**Record list**
•••••

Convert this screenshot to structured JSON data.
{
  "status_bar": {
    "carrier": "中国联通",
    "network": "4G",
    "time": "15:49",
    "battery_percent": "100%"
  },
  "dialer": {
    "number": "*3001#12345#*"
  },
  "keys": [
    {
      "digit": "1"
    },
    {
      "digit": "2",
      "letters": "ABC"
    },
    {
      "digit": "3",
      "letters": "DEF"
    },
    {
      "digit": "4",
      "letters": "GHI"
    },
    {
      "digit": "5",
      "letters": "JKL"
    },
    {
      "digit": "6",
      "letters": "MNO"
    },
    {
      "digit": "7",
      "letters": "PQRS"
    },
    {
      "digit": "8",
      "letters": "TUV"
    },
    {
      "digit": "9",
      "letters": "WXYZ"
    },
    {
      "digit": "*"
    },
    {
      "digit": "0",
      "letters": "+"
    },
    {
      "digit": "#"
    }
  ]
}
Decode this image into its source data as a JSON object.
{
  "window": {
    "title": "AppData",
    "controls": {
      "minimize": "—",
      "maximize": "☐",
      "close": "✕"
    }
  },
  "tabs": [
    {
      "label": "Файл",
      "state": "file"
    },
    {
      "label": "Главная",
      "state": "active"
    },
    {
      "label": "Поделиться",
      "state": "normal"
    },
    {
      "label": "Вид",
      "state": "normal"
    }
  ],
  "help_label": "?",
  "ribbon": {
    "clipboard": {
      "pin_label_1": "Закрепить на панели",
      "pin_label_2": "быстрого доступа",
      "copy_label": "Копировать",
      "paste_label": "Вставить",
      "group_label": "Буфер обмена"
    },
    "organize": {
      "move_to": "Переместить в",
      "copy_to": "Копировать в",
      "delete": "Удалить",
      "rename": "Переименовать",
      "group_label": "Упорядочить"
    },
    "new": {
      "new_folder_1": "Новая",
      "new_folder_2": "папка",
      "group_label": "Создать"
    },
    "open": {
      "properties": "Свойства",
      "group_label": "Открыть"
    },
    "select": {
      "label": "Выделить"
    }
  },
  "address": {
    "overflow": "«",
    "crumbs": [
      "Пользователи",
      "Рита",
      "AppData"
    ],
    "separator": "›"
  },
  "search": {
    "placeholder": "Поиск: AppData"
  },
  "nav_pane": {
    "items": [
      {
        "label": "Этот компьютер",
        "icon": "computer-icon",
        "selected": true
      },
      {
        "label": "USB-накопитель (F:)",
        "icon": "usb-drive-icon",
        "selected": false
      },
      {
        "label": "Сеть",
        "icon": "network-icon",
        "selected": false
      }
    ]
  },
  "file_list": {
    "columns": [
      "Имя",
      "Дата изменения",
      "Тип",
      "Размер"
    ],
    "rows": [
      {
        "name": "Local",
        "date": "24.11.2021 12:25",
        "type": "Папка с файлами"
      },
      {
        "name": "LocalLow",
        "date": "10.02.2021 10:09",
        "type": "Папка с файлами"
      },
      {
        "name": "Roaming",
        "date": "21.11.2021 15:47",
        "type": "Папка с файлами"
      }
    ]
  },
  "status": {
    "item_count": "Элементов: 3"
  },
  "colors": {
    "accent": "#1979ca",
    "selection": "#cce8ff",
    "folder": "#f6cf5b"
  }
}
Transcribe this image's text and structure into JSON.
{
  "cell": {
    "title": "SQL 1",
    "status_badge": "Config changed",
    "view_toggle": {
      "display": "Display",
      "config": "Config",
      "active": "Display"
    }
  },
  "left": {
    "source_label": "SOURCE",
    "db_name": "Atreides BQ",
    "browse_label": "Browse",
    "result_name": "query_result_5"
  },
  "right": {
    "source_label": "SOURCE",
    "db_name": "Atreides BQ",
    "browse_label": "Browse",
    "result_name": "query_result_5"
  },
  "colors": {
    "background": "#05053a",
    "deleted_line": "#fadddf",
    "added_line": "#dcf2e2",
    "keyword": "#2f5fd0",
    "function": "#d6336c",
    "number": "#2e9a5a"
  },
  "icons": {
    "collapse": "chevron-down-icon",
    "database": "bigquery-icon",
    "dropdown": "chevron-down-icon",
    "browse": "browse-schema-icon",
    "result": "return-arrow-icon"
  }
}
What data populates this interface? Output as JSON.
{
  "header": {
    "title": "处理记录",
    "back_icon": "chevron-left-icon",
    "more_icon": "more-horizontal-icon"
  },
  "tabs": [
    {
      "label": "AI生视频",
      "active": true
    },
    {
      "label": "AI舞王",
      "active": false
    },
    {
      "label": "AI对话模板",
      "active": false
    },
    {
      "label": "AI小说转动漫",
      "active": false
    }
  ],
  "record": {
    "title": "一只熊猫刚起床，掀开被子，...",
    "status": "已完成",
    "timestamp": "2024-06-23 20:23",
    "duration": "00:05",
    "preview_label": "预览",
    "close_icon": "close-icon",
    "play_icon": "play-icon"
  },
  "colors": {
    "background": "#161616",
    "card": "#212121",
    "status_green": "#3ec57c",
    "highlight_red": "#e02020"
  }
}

•••••

**Given task**
From the records above, extract every entry exactly as given.

**Exercise answer**
Convert this screenshot to structured JSON data.
{
  "status_bar": {
    "carrier": "中国联通",
    "network": "4G",
    "time": "15:49",
    "battery_percent": "100%"
  },
  "dialer": {
    "number": "*3001#12345#*"
  },
  "keys": [
    {
      "digit": "1"
    },
    {
      "digit": "2",
      "letters": "ABC"
    },
    {
      "digit": "3",
      "letters": "DEF"
    },
    {
      "digit": "4",
      "letters": "GHI"
    },
    {
      "digit": "5",
      "letters": "JKL"
    },
    {
      "digit": "6",
      "letters": "MNO"
    },
    {
      "digit": "7",
      "letters": "PQRS"
    },
    {
      "digit": "8",
      "letters": "TUV"
    },
    {
      "digit": "9",
      "letters": "WXYZ"
    },
    {
      "digit": "*"
    },
    {
      "digit": "0",
      "letters": "+"
    },
    {
      "digit": "#"
    }
  ]
}
Decode this image into its source data as a JSON object.
{
  "window": {
    "title": "AppData",
    "controls": {
      "minimize": "—",
      "maximize": "☐",
      "close": "✕"
    }
  },
  "tabs": [
    {
      "label": "Файл",
      "state": "file"
    },
    {
      "label": "Главная",
      "state": "active"
    },
    {
      "label": "Поделиться",
      "state": "normal"
    },
    {
      "label": "Вид",
      "state": "normal"
    }
  ],
  "help_label": "?",
  "ribbon": {
    "clipboard": {
      "pin_label_1": "Закрепить на панели",
      "pin_label_2": "быстрого доступа",
      "copy_label": "Копировать",
      "paste_label": "Вставить",
      "group_label": "Буфер обмена"
    },
    "organize": {
      "move_to": "Переместить в",
      "copy_to": "Копировать в",
      "delete": "Удалить",
      "rename": "Переименовать",
      "group_label": "Упорядочить"
    },
    "new": {
      "new_folder_1": "Новая",
      "new_folder_2": "папка",
      "group_label": "Создать"
    },
    "open": {
      "properties": "Свойства",
      "group_label": "Открыть"
    },
    "select": {
      "label": "Выделить"
    }
  },
  "address": {
    "overflow": "«",
    "crumbs": [
      "Пользователи",
      "Рита",
      "AppData"
    ],
    "separator": "›"
  },
  "search": {
    "placeholder": "Поиск: AppData"
  },
  "nav_pane": {
    "items": [
      {
        "label": "Этот компьютер",
        "icon": "computer-icon",
        "selected": true
      },
      {
        "label": "USB-накопитель (F:)",
        "icon": "usb-drive-icon",
        "selected": false
      },
      {
        "label": "Сеть",
        "icon": "network-icon",
        "selected": false
      }
    ]
  },
  "file_list": {
    "columns": [
      "Имя",
      "Дата изменения",
      "Тип",
      "Размер"
    ],
    "rows": [
      {
        "name": "Local",
        "date": "24.11.2021 12:25",
        "type": "Папка с файлами"
      },
      {
        "name": "LocalLow",
        "date": "10.02.2021 10:09",
        "type": "Папка с файлами"
      },
      {
        "name": "Roaming",
        "date": "21.11.2021 15:47",
        "type": "Папка с файлами"
      }
    ]
  },
  "status": {
    "item_count": "Элементов: 3"
  },
  "colors": {
    "accent": "#1979ca",
    "selection": "#cce8ff",
    "folder": "#f6cf5b"
  }
}
Transcribe this image's text and structure into JSON.
{
  "cell": {
    "title": "SQL 1",
    "status_badge": "Config changed",
    "view_toggle": {
      "display": "Display",
      "config": "Config",
      "active": "Display"
    }
  },
  "left": {
    "source_label": "SOURCE",
    "db_name": "Atreides BQ",
    "browse_label": "Browse",
    "result_name": "query_result_5"
  },
  "right": {
    "source_label": "SOURCE",
    "db_name": "Atreides BQ",
    "browse_label": "Browse",
    "result_name": "query_result_5"
  },
  "colors": {
    "background": "#05053a",
    "deleted_line": "#fadddf",
    "added_line": "#dcf2e2",
    "keyword": "#2f5fd0",
    "function": "#d6336c",
    "number": "#2e9a5a"
  },
  "icons": {
    "collapse": "chevron-down-icon",
    "database": "bigquery-icon",
    "dropdown": "chevron-down-icon",
    "browse": "browse-schema-icon",
    "result": "return-arrow-icon"
  }
}
What data populates this interface? Output as JSON.
{
  "header": {
    "title": "处理记录",
    "back_icon": "chevron-left-icon",
    "more_icon": "more-horizontal-icon"
  },
  "tabs": [
    {
      "label": "AI生视频",
      "active": true
    },
    {
      "label": "AI舞王",
      "active": false
    },
    {
      "label": "AI对话模板",
      "active": false
    },
    {
      "label": "AI小说转动漫",
      "active": false
    }
  ],
  "record": {
    "title": "一只熊猫刚起床，掀开被子，...",
    "status": "已完成",
    "timestamp": "2024-06-23 20:23",
    "duration": "00:05",
    "preview_label": "预览",
    "close_icon": "close-icon",
    "play_icon": "play-icon"
  },
  "colors": {
    "background": "#161616",
    "card": "#212121",
    "status_green": "#3ec57c",
    "highlight_red": "#e02020"
  }
}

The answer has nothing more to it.